>> start Records shown

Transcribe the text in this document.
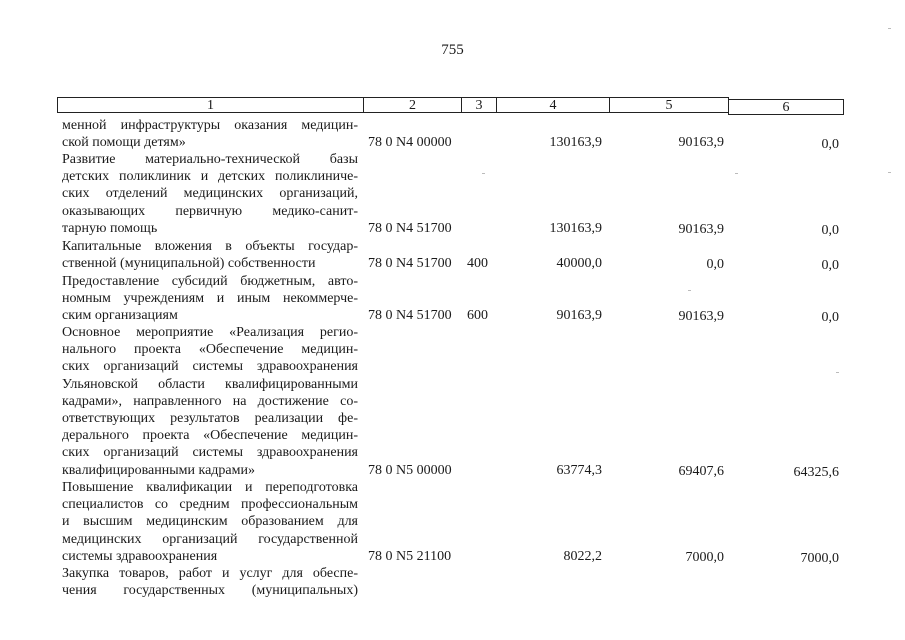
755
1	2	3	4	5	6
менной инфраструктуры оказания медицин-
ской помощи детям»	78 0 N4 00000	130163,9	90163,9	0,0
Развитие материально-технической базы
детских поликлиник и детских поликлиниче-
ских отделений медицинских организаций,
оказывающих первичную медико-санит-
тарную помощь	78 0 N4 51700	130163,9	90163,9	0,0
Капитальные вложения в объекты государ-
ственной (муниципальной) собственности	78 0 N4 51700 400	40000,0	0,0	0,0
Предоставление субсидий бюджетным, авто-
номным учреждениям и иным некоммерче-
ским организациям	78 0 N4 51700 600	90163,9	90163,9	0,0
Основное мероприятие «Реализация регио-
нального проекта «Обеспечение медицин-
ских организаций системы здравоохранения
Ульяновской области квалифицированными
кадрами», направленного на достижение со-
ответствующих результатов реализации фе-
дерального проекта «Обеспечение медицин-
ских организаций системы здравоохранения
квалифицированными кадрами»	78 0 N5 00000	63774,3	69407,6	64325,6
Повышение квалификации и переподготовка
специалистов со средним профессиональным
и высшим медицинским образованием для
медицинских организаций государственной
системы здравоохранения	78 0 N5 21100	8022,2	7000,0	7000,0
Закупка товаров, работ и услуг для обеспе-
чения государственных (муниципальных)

>> end Records shown
>> start Records shown

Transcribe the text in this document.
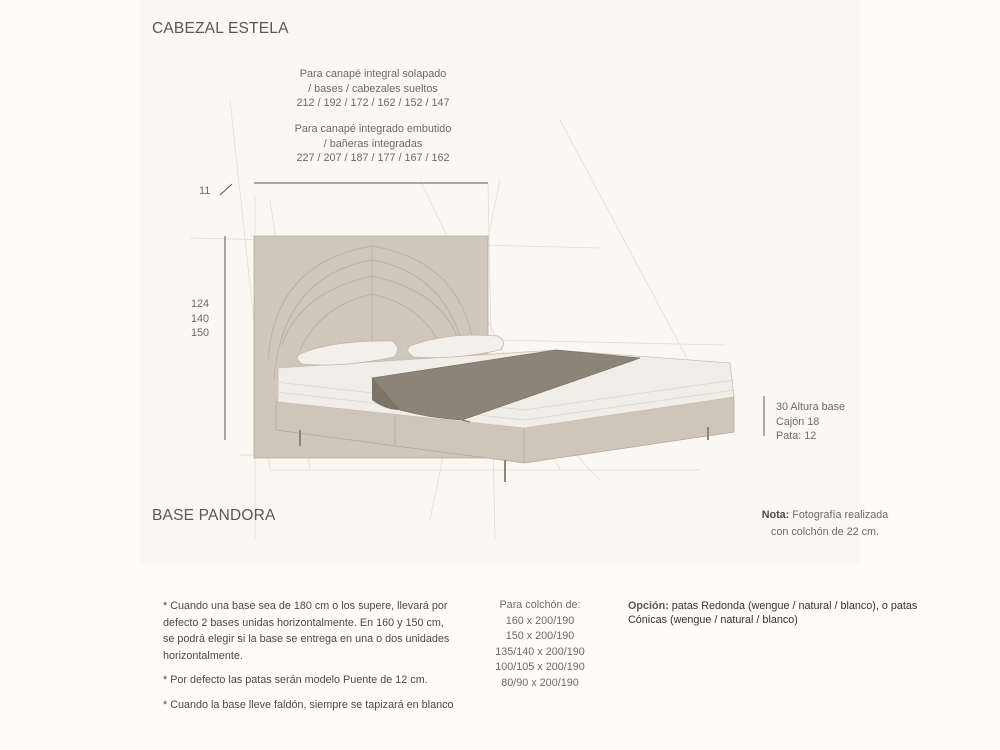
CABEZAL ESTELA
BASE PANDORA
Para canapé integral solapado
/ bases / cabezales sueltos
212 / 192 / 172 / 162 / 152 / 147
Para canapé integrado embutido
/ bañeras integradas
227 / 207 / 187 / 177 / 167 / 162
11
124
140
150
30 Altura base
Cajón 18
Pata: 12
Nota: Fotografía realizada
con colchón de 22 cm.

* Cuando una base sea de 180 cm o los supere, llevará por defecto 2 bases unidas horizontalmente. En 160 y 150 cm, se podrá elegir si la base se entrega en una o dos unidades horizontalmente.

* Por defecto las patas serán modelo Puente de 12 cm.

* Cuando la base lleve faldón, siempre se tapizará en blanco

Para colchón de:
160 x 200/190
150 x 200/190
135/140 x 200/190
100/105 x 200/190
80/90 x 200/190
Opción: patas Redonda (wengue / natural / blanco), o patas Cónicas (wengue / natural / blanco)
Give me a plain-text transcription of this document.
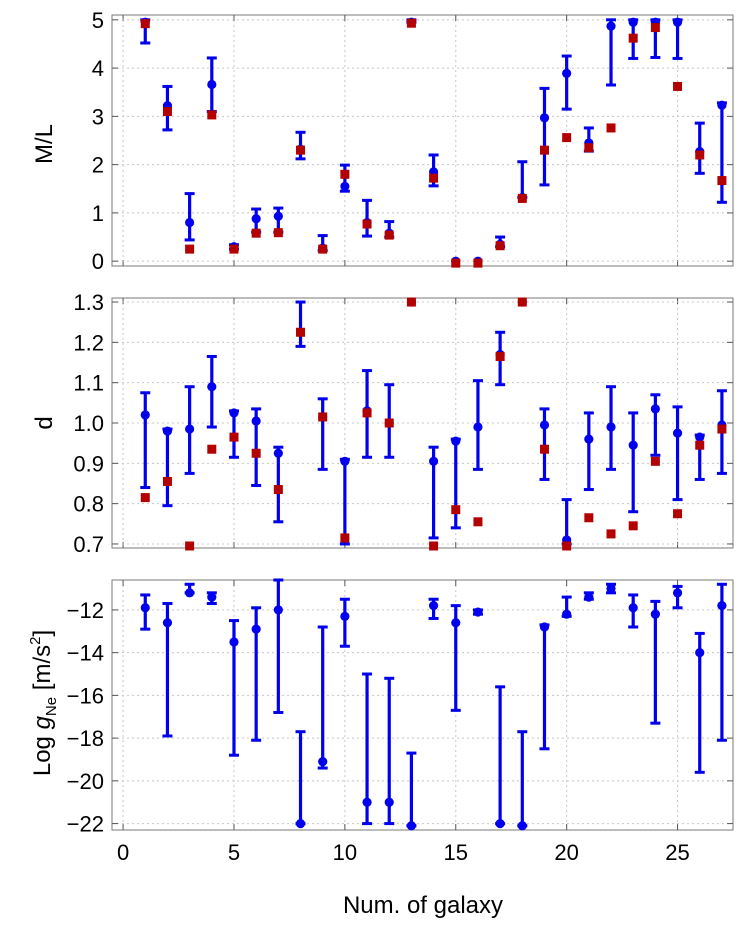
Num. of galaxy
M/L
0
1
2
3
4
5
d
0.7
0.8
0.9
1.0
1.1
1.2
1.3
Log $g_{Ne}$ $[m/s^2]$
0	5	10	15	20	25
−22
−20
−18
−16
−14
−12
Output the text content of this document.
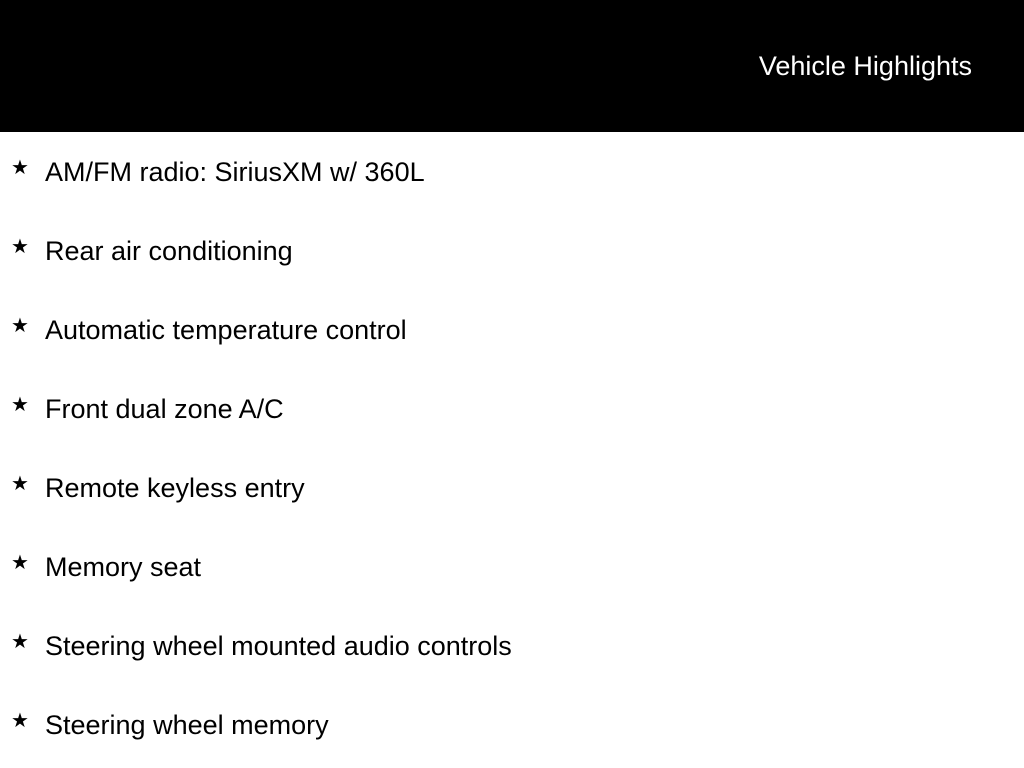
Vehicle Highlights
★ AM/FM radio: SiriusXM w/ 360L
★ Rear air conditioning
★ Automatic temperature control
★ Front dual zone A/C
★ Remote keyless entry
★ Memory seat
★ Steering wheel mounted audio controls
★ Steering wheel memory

>> end Records shown
>> start Records shown

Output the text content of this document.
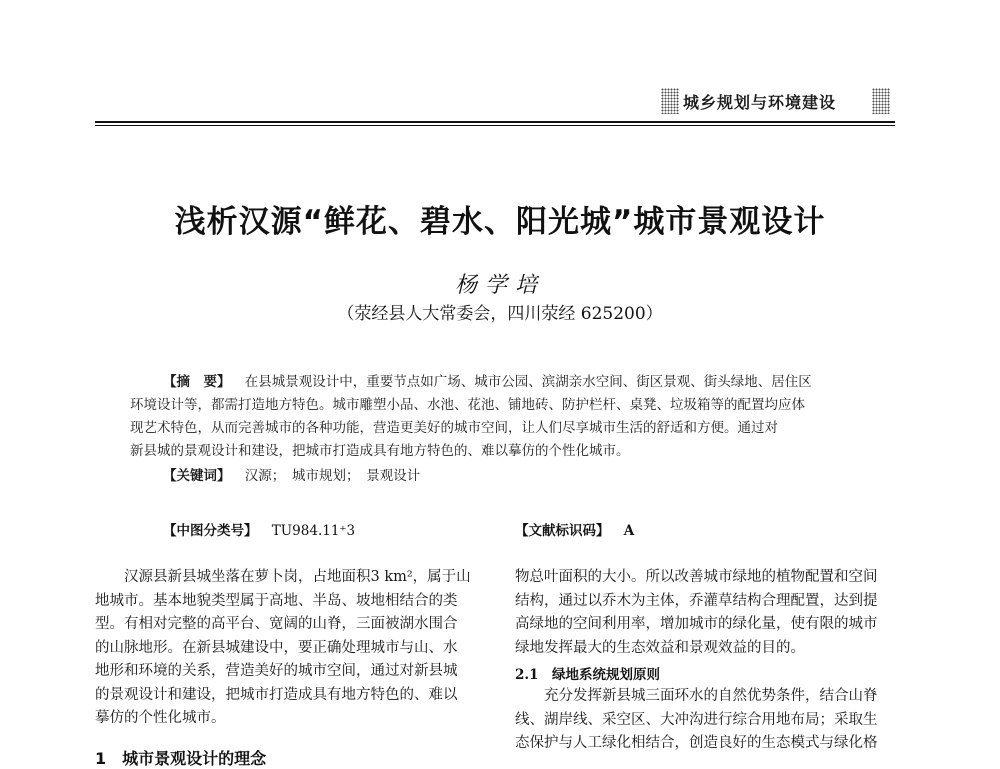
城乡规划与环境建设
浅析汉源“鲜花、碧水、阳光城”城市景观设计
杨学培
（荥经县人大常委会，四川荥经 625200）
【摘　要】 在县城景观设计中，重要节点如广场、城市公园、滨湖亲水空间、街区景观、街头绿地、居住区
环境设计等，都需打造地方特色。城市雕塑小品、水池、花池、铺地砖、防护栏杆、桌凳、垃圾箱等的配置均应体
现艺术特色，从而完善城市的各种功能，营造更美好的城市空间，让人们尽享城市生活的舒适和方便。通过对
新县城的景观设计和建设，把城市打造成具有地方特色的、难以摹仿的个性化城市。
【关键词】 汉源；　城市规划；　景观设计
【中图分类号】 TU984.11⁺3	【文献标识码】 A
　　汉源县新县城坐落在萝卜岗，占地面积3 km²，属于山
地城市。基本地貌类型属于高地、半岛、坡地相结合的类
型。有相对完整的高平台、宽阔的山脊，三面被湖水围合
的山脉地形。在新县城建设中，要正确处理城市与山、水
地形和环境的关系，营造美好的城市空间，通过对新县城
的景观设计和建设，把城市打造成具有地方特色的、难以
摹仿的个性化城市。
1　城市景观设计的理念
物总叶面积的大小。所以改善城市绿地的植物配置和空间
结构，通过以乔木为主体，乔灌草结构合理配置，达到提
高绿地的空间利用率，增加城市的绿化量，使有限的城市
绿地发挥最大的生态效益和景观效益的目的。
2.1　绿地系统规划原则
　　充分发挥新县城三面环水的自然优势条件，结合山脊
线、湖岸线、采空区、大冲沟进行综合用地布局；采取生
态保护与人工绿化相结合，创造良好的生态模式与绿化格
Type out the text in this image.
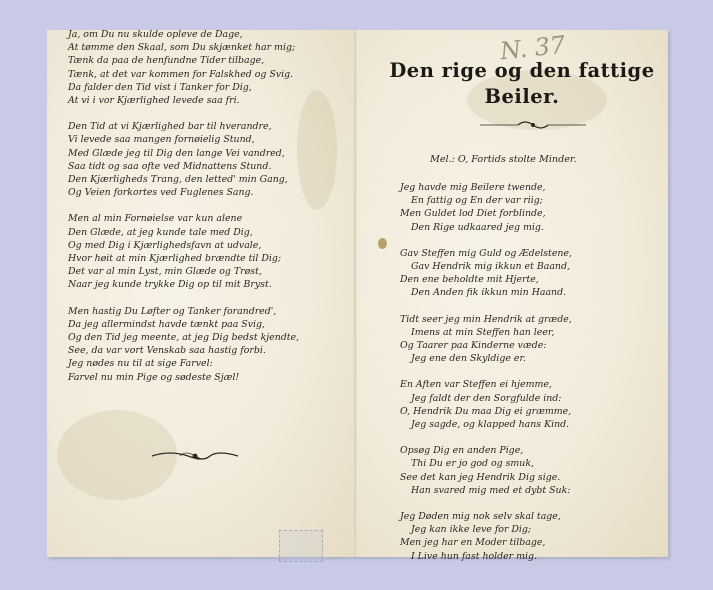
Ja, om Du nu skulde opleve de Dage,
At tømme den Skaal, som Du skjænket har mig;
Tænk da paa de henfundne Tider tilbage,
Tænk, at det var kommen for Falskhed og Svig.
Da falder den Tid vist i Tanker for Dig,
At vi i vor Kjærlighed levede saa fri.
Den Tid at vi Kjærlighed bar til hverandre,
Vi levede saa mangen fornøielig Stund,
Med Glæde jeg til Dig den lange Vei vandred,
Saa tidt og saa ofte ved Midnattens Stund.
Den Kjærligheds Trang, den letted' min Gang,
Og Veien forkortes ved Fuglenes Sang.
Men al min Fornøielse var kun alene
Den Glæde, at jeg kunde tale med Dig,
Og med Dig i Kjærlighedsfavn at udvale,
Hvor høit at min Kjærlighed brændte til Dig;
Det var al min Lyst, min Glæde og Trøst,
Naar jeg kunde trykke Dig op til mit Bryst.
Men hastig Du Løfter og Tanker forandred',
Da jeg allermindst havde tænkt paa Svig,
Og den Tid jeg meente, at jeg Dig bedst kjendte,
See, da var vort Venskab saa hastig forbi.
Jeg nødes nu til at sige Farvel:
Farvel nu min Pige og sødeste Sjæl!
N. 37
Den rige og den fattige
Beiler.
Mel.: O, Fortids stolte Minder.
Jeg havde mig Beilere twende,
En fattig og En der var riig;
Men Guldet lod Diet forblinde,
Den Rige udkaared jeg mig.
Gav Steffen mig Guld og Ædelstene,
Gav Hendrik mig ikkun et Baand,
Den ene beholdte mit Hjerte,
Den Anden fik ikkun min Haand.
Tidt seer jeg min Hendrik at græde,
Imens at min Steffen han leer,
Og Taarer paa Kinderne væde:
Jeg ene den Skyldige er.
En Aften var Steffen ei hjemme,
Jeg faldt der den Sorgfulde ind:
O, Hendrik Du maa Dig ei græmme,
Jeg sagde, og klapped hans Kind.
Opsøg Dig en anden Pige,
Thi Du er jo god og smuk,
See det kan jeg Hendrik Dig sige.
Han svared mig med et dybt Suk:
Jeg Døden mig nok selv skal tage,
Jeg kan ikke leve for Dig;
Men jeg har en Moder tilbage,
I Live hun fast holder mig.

>> end Records shown

The problem: Pick out and copy the lines of the entries that hold the string "blanco".

The output:
* Cuando la base lleve faldón, siempre se tapizará en blanco
Opción: patas Redonda (wengue / natural / blanco), o patas Cónicas (wengue / natural / blanco)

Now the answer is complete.